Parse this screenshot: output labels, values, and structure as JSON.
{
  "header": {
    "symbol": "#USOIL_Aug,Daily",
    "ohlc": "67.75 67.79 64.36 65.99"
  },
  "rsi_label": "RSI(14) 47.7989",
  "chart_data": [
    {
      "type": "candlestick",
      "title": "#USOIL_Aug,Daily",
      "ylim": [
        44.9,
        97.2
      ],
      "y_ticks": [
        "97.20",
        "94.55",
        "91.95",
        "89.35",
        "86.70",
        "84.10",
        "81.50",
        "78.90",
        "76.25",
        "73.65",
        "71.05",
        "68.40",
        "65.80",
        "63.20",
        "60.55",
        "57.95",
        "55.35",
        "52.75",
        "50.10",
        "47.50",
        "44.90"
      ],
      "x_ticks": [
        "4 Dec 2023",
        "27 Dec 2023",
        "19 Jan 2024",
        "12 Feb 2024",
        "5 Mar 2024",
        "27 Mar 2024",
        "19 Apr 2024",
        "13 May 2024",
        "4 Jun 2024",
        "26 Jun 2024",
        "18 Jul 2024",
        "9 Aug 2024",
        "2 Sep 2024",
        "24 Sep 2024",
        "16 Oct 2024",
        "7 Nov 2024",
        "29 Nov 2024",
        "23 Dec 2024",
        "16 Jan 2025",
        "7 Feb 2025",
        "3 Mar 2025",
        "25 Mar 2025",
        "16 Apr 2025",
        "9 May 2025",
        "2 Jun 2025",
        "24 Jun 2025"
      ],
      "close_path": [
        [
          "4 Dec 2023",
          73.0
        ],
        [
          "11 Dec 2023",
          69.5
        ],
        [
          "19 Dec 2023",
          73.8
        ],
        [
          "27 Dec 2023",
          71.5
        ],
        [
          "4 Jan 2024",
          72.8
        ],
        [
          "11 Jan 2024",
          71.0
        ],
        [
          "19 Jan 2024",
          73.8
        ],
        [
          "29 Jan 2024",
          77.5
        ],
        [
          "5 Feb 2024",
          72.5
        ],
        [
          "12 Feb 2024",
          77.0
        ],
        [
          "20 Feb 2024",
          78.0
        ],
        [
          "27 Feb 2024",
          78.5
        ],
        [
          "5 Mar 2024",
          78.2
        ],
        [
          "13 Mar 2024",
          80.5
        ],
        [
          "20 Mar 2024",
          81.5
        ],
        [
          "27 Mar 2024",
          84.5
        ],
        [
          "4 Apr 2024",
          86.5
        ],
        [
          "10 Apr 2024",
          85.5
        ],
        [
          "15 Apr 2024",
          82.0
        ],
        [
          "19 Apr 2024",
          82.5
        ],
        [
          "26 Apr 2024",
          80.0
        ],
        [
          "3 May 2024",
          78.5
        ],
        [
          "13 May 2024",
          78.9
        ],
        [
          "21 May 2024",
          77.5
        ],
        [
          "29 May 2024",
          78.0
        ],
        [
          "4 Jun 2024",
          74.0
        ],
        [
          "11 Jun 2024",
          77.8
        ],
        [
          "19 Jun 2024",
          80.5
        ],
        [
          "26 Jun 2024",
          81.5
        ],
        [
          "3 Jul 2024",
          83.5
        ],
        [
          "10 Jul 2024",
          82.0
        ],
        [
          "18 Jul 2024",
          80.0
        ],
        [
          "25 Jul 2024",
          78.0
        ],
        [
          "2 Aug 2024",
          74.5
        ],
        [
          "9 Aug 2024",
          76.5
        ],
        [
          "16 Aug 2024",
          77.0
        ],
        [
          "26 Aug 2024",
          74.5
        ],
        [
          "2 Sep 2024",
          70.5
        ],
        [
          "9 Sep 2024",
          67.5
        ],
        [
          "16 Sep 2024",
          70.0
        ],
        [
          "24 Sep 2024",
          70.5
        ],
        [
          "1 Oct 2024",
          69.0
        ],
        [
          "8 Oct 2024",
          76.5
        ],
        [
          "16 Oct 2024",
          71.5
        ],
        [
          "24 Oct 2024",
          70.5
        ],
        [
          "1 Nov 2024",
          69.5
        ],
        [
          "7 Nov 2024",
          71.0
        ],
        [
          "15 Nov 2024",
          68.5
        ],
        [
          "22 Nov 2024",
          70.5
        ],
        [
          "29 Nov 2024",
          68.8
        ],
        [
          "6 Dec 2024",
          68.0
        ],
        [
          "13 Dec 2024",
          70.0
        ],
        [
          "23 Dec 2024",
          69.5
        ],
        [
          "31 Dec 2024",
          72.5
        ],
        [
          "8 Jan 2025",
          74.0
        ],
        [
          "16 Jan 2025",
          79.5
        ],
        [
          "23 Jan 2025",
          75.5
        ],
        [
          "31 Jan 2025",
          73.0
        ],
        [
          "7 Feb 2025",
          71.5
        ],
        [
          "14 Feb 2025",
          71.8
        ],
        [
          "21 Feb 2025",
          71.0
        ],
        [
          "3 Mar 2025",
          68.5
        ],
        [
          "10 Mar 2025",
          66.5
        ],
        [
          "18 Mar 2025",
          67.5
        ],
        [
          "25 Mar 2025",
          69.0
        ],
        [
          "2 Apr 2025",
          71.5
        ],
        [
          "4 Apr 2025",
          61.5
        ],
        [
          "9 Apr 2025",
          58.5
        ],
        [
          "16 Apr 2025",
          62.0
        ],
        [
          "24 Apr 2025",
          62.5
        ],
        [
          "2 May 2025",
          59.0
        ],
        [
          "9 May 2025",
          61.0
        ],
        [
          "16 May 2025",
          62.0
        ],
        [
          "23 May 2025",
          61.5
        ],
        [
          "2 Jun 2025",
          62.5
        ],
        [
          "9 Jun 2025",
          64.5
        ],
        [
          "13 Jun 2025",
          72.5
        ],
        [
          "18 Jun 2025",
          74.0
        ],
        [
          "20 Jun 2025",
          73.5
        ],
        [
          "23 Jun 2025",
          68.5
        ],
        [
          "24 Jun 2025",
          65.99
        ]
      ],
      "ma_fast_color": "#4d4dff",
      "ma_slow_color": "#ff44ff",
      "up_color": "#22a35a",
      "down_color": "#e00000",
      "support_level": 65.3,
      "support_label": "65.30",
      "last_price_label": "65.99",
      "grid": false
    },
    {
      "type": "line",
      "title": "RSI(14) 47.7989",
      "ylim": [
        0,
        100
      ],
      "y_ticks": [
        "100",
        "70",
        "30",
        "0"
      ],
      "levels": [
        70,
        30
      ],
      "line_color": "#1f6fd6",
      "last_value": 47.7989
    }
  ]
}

--

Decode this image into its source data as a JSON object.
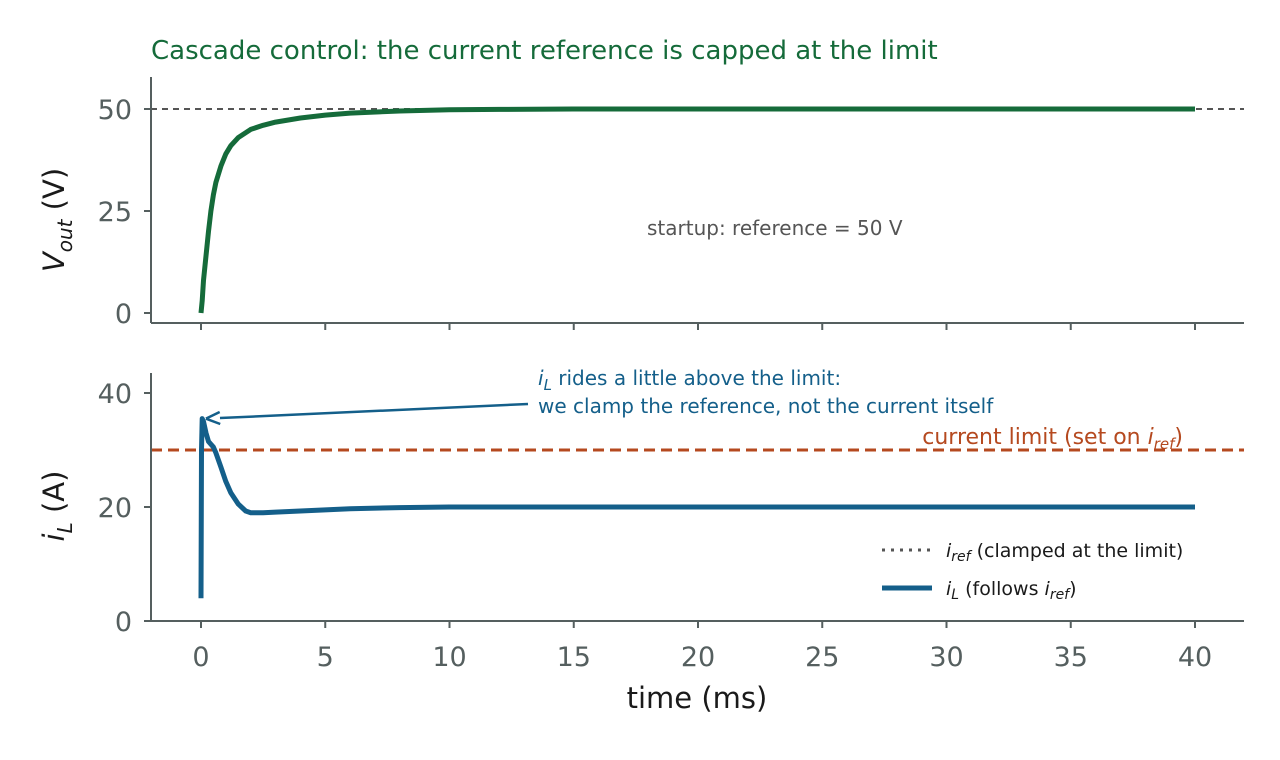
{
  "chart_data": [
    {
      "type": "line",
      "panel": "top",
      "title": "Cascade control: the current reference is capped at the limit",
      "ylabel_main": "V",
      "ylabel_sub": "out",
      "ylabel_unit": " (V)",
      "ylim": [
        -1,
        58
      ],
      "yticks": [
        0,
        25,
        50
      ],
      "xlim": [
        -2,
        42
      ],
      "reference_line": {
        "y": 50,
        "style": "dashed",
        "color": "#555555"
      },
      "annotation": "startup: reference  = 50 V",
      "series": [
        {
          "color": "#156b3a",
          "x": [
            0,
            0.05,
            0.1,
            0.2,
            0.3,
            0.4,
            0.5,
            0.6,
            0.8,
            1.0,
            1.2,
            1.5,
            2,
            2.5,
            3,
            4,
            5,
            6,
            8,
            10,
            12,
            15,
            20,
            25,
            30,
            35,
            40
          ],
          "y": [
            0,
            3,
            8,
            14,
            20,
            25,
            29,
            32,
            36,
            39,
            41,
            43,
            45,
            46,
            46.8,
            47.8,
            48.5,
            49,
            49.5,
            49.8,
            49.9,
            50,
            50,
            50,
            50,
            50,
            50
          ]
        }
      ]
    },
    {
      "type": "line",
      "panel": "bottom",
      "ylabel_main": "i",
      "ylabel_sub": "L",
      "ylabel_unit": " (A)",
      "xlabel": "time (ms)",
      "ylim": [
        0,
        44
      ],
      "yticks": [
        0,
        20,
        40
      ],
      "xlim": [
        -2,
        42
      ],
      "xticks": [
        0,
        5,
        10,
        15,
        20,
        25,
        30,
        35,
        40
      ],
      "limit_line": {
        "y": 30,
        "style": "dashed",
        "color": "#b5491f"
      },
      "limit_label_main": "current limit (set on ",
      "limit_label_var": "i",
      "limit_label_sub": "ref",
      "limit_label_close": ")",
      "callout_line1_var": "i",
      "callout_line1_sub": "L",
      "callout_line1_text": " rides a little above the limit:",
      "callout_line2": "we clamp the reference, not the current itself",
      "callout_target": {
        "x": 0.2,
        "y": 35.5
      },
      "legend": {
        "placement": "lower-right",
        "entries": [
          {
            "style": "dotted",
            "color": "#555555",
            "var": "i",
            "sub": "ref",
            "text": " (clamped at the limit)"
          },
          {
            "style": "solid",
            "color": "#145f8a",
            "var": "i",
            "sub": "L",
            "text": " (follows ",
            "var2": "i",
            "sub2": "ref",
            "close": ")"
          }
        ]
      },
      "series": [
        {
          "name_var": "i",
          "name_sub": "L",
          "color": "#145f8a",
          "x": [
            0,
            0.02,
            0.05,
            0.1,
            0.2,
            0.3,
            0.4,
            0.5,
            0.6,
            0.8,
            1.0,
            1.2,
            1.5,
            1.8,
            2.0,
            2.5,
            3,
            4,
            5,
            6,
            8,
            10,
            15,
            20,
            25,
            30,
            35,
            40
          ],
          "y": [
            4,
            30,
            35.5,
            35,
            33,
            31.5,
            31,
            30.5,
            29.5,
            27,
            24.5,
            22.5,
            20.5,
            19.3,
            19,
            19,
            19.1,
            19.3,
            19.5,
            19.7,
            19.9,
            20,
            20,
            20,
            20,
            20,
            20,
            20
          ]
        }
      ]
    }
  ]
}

--

→ **Written exercise**
Across the entries above, how many lines contain "Daily"? Provide only the count.

→ **Exercise response**
2